Text to read:
Sleep No More
08.20.14 9:45 AM ET
Sex-Crazed Narcissist Pretends He's an Artist
Prepare for the latest head-scratcher from that strange genre known as “performance art.” In “Save the Date,” the German-based artist Mischa Badasyan aims to explore the connection between sex and loneliness using popular gay “hook-up” apps, such as Grindr and Scruff, as well as other traditional means like cruising and bar hopping.
Badasyan will sleep with a different man every day for an entire year, collect small tokens from each conquest, and simultaneously be filmed for a documentary.
The 26-year-old’s pursuit comes from personal experiences of casual encounters, which left him feeling void. “I would go to [the park] every night and have sex with guys … until 5 o’clock [or] 6 o’clock in the morning,” Badasyan told Arts.Mic. “And I always … I felt very bad, I was crying all the time. I am always sad after these kind of meetings.”
Well, no shit. Being used for sex isn’t the most uplifting of interactions. When I was told about Badasyan’s upcoming piece, I simply gave a side-eyed meh to my friend. His foray into sexual “discovery” wasn’t shocking. It wasn’t interesting. It wasn’t even stimulating to say the least. If anything, it’s pathetic: a far cry from “art.”
In the art world, sex can be the ultimate attention-grabber, one of the best forms of shock and awe. At least it used to be. There was a time when exposing a nipple or too-close encounters of intercourse caused an uproar in public realms and popular culture.
In 1998, British artist Tracey Emin created My Bed, a sculptural piece which featured her own sex-stained mattress complete with soiled sheets and underwear, condoms, and other objects from the artist’s own emotional bender. Before her, Robert Mapplethorpe’s images of BDSM sparked outrage with lawmakers. Even Gustav Courbet’s 1866 L’Origine du monde was strongly detested for its blunt portrayal of a woman’s vagina.
Now, overt sex in art is an old-familiar: artists have lost their capacity to shock, leaving sex-themed art forced to become more bizarre and extreme.
Such was the case with art student Clayton Pettet, who, earlier this year, planned to lose his virginity to a man in front of a live audience. He grabbed international attention, but failed to follow through.
Instead, he turned a highly publicized and sold-out performance into a somewhat unoriginal and PG presentation of body paint and bananas. A genuinely transgressive art moment reeked of elementary school art project.
Through attempting 365 different partners, Badasyan hopes to confirm the idea that loneliness is created from these casual, and sometimes anonymous, interactions.
But is Badasyan right? As an openly gay man, I have had countless conversations with friends and family, strangers and lovers about the “hook-up” culture among my community, especially with the dawning of the app age, and the effects it has on gay culture and people, both internally and externally.
Casual hook-ups serve their purpose: a desire to connect with another, if only briefly. But it can also be a bit of a mind-fuck—especially for those who genuinely want more from the encounter. These interactions are only there as an option. We, as individuals, choose whether or not to take a bite of the proverbial apple in the garden of good and evil. As sour as it may be, we must accept it for what it is. Or choose not to partake.

Stored records:
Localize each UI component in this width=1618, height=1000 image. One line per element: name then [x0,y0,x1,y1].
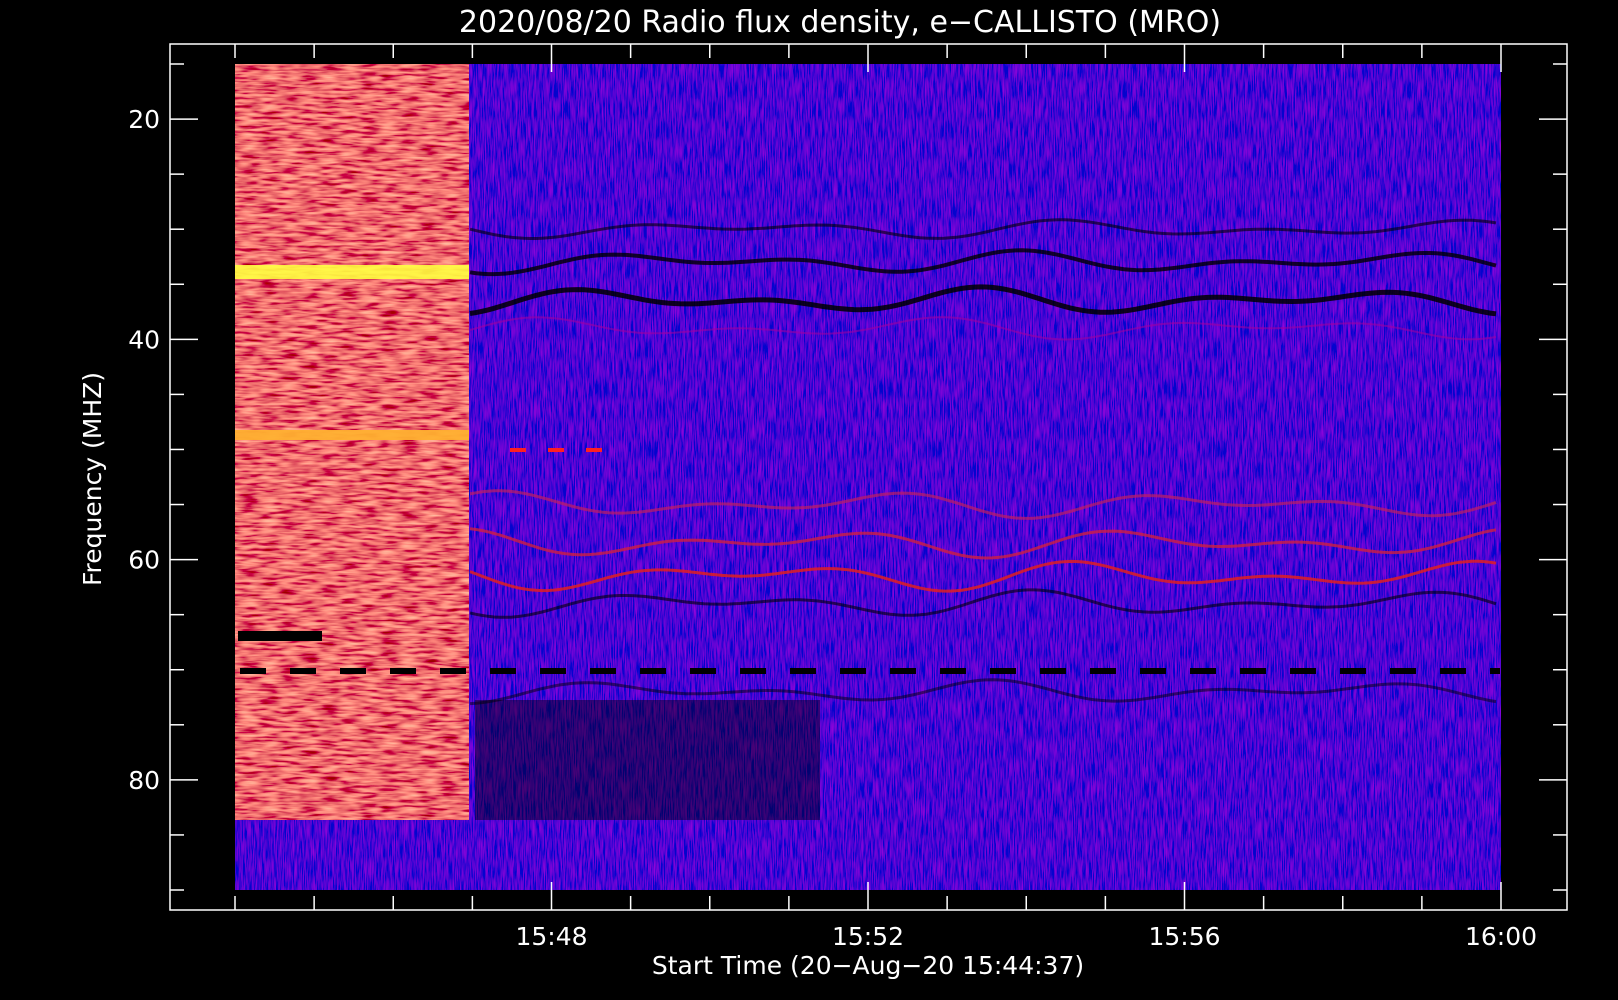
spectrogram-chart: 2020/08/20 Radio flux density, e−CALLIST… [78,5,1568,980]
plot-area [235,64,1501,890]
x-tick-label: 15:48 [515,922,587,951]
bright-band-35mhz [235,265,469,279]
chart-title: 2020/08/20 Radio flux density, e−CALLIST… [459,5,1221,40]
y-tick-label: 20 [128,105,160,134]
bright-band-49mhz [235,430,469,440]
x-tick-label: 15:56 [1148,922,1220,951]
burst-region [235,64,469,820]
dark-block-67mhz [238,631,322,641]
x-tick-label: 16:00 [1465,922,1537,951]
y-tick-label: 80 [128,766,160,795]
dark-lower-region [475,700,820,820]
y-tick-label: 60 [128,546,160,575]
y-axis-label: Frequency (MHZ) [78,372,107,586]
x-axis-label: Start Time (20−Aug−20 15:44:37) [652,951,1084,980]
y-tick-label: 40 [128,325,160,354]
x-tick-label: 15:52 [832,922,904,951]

Instruction A: Write out the passage of the performance art essay word for word, starting with "Now, overt sex" and going on through "school art project.".
Instruction B: From the records, pull out the lines starting with the line with "spectrogram-chart: 2020/08/20 Radio" and going on through the line with "dark-block-67mhz [238,631,322,641]", reproducing them exactly.
The records have no connection to the text.

Correct response A:
Now, overt sex in art is an old-familiar: artists have lost their capacity to shock, leaving sex-themed art forced to become more bizarre and extreme.
Such was the case with art student Clayton Pettet, who, earlier this year, planned to lose his virginity to a man in front of a live audience. He grabbed international attention, but failed to follow through.
Instead, he turned a highly publicized and sold-out performance into a somewhat unoriginal and PG presentation of body paint and bananas. A genuinely transgressive art moment reeked of elementary school art project.

Correct response B:
spectrogram-chart: 2020/08/20 Radio flux density, e−CALLIST… [78,5,1568,980]
plot-area [235,64,1501,890]
x-tick-label: 15:48 [515,922,587,951]
bright-band-35mhz [235,265,469,279]
chart-title: 2020/08/20 Radio flux density, e−CALLIST… [459,5,1221,40]
y-tick-label: 20 [128,105,160,134]
bright-band-49mhz [235,430,469,440]
x-tick-label: 15:56 [1148,922,1220,951]
burst-region [235,64,469,820]
dark-block-67mhz [238,631,322,641]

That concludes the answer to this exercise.